Source records
--
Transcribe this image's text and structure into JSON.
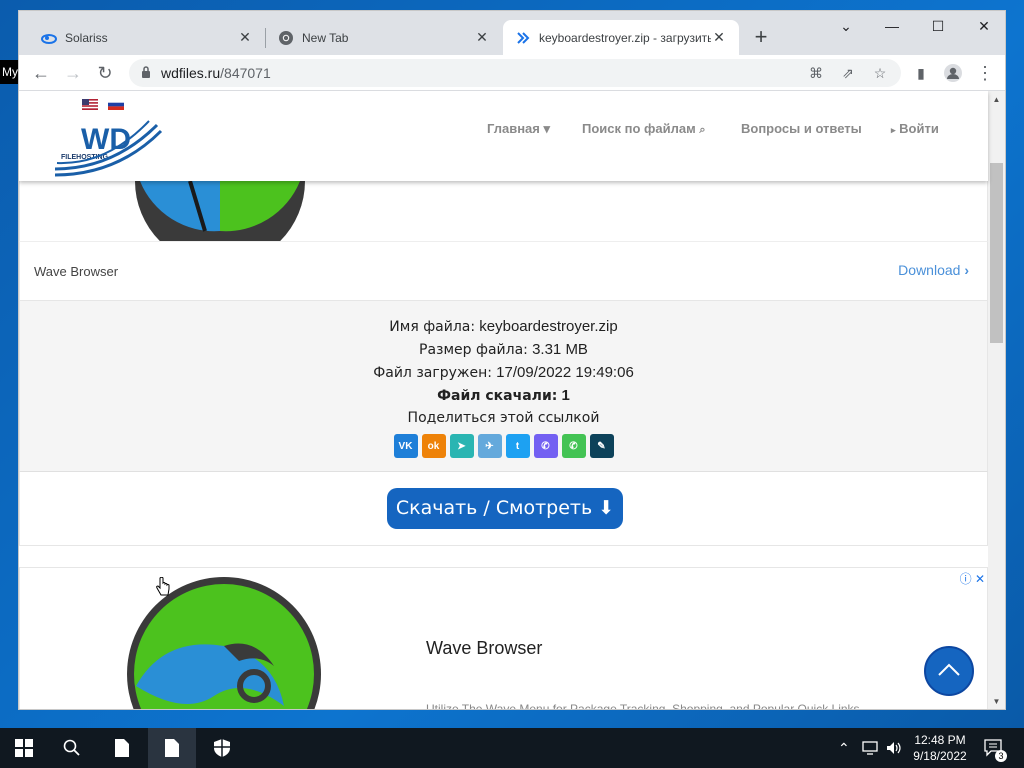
{
  "desktop": {
    "icon_label": "My"
  },
  "browser": {
    "tabs": [
      {
        "title": "Solariss",
        "icon": "solariss-logo-icon",
        "active": false
      },
      {
        "title": "New Tab",
        "icon": "chrome-icon",
        "active": false
      },
      {
        "title": "keyboardestroyer.zip - загрузить",
        "icon": "wdfiles-icon",
        "active": true
      }
    ],
    "url_host": "wdfiles.ru",
    "url_path": "/847071"
  },
  "site": {
    "nav": {
      "home": "Главная",
      "search": "Поиск по файлам",
      "faq": "Вопросы и ответы",
      "login": "Войти"
    },
    "logo_main": "WD",
    "logo_sub": "FILEHOSTING"
  },
  "ad_top": {
    "name": "Wave Browser",
    "download": "Download"
  },
  "file_info": {
    "name_label": "Имя файла:",
    "name_value": "keyboardestroyer.zip",
    "size_label": "Размер файла:",
    "size_value": "3.31 MB",
    "uploaded_label": "Файл загружен:",
    "uploaded_value": "17/09/2022 19:49:06",
    "downloads_label": "Файл скачали:",
    "downloads_value": "1",
    "share_label": "Поделиться этой ссылкой"
  },
  "share_buttons": [
    {
      "name": "vk",
      "color": "#1e7fd8",
      "glyph": "VK"
    },
    {
      "name": "odnoklassniki",
      "color": "#ee8208",
      "glyph": "ok"
    },
    {
      "name": "moimir",
      "color": "#2ab5b2",
      "glyph": "➤"
    },
    {
      "name": "telegram",
      "color": "#64a9dc",
      "glyph": "✈"
    },
    {
      "name": "twitter",
      "color": "#1da1f2",
      "glyph": "t"
    },
    {
      "name": "viber",
      "color": "#7360f2",
      "glyph": "✆"
    },
    {
      "name": "whatsapp",
      "color": "#43c354",
      "glyph": "✆"
    },
    {
      "name": "livejournal",
      "color": "#0d425a",
      "glyph": "✎"
    }
  ],
  "download_button": "Скачать / Смотреть",
  "ad_bottom": {
    "title": "Wave Browser",
    "desc": "Utilize The Wave Menu for Package Tracking, Shopping, and Popular Quick Links."
  },
  "taskbar": {
    "time": "12:48 PM",
    "date": "9/18/2022",
    "notifications": "3"
  }
}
--
◆ **The request**
Count the lines in which the string "color" appears, then report only that figure.

◆ **Final answer**
8